_Work to do:_ Find how many lines of the listing include the string "Astrophysics", and report only that figure.
________________
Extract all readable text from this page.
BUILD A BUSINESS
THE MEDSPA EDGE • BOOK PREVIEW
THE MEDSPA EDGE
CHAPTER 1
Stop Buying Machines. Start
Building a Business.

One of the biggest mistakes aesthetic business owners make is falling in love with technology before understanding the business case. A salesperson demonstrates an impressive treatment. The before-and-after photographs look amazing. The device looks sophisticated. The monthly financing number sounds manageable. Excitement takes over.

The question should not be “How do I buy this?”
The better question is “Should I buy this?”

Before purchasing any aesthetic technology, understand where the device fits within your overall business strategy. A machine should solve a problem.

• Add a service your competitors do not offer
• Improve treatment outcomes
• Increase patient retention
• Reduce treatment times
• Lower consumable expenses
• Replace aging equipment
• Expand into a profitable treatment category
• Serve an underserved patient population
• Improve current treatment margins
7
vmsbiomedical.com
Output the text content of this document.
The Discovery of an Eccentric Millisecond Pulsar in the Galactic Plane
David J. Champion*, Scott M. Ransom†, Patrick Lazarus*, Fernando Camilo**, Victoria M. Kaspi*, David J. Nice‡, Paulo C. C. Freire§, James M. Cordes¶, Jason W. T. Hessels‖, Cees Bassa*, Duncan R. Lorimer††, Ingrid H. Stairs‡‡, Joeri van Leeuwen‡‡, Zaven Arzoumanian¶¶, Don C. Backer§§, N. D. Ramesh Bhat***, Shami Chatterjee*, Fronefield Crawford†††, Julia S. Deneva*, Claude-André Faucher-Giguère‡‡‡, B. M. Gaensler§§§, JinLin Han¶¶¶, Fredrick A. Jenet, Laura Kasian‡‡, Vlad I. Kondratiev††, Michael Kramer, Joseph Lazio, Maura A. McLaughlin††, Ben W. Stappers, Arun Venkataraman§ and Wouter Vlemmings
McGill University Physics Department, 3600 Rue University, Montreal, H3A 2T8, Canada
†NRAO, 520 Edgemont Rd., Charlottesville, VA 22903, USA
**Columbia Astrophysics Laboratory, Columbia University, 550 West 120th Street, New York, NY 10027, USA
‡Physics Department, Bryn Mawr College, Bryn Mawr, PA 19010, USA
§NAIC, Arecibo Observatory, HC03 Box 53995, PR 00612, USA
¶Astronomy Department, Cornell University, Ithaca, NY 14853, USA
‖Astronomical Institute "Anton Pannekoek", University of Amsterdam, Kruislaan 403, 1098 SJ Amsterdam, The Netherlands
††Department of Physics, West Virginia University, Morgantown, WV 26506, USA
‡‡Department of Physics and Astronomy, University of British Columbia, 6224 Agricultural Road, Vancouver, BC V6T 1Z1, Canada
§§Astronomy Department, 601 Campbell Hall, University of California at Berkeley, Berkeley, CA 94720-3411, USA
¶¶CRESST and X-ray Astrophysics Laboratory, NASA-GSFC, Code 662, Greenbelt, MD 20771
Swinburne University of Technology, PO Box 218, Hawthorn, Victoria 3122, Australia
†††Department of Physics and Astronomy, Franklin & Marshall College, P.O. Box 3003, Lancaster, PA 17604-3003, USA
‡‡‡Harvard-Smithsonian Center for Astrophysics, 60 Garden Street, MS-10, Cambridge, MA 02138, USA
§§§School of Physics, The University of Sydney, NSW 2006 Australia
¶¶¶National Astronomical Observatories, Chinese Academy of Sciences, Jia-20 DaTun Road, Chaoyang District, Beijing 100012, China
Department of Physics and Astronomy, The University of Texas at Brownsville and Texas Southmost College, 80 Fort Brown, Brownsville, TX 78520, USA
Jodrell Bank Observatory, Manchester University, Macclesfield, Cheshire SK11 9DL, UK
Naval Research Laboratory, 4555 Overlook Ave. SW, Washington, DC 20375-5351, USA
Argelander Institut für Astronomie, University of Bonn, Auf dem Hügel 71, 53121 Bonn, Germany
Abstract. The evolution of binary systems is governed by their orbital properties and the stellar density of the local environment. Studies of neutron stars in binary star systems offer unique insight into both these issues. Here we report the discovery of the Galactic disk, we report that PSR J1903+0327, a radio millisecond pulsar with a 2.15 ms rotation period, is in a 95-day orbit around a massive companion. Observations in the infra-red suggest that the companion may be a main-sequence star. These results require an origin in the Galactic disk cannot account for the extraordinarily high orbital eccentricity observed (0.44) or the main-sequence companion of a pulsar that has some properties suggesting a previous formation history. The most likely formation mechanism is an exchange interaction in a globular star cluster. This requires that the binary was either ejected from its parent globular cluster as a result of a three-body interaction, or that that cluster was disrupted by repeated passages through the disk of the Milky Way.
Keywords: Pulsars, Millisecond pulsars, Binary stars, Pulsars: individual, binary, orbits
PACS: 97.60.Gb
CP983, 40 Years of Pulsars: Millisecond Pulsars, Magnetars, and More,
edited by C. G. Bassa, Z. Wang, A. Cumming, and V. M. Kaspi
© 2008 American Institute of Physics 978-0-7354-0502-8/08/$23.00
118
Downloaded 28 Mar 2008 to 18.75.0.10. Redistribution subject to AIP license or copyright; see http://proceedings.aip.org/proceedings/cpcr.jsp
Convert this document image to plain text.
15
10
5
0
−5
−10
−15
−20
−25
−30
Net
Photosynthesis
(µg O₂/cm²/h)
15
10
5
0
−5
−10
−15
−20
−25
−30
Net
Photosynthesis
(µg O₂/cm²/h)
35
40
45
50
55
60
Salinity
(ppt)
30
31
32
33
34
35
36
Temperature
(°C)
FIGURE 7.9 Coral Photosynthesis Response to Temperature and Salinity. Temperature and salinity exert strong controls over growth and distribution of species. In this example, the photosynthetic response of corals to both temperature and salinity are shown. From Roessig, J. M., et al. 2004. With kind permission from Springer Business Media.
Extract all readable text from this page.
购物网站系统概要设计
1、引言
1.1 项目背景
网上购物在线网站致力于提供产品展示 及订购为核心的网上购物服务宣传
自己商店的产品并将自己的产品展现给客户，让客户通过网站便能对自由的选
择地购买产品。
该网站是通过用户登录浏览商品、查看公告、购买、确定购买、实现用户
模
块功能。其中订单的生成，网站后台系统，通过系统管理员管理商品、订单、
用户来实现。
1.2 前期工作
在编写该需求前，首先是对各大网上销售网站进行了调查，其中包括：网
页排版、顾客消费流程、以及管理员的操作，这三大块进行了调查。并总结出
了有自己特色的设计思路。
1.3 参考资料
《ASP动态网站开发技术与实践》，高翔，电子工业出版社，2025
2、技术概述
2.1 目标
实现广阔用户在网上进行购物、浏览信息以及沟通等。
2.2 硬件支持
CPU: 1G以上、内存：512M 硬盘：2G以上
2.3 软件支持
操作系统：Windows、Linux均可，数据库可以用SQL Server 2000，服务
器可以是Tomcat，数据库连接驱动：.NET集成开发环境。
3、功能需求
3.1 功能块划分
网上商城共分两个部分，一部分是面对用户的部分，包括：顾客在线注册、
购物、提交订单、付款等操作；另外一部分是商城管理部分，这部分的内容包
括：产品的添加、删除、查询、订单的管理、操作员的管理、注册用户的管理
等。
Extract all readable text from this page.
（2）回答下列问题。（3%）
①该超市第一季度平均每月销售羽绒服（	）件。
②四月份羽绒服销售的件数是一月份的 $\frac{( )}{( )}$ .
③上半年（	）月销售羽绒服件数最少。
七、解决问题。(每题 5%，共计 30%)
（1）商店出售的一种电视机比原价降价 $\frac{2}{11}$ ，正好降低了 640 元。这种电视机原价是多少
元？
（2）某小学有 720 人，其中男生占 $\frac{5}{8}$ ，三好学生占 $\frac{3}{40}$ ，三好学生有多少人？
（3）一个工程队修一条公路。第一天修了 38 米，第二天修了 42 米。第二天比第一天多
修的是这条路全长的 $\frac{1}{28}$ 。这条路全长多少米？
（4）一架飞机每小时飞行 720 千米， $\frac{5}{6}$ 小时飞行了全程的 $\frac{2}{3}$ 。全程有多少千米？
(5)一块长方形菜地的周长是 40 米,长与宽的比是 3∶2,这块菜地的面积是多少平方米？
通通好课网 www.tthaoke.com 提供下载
________________
_Task response:_ 3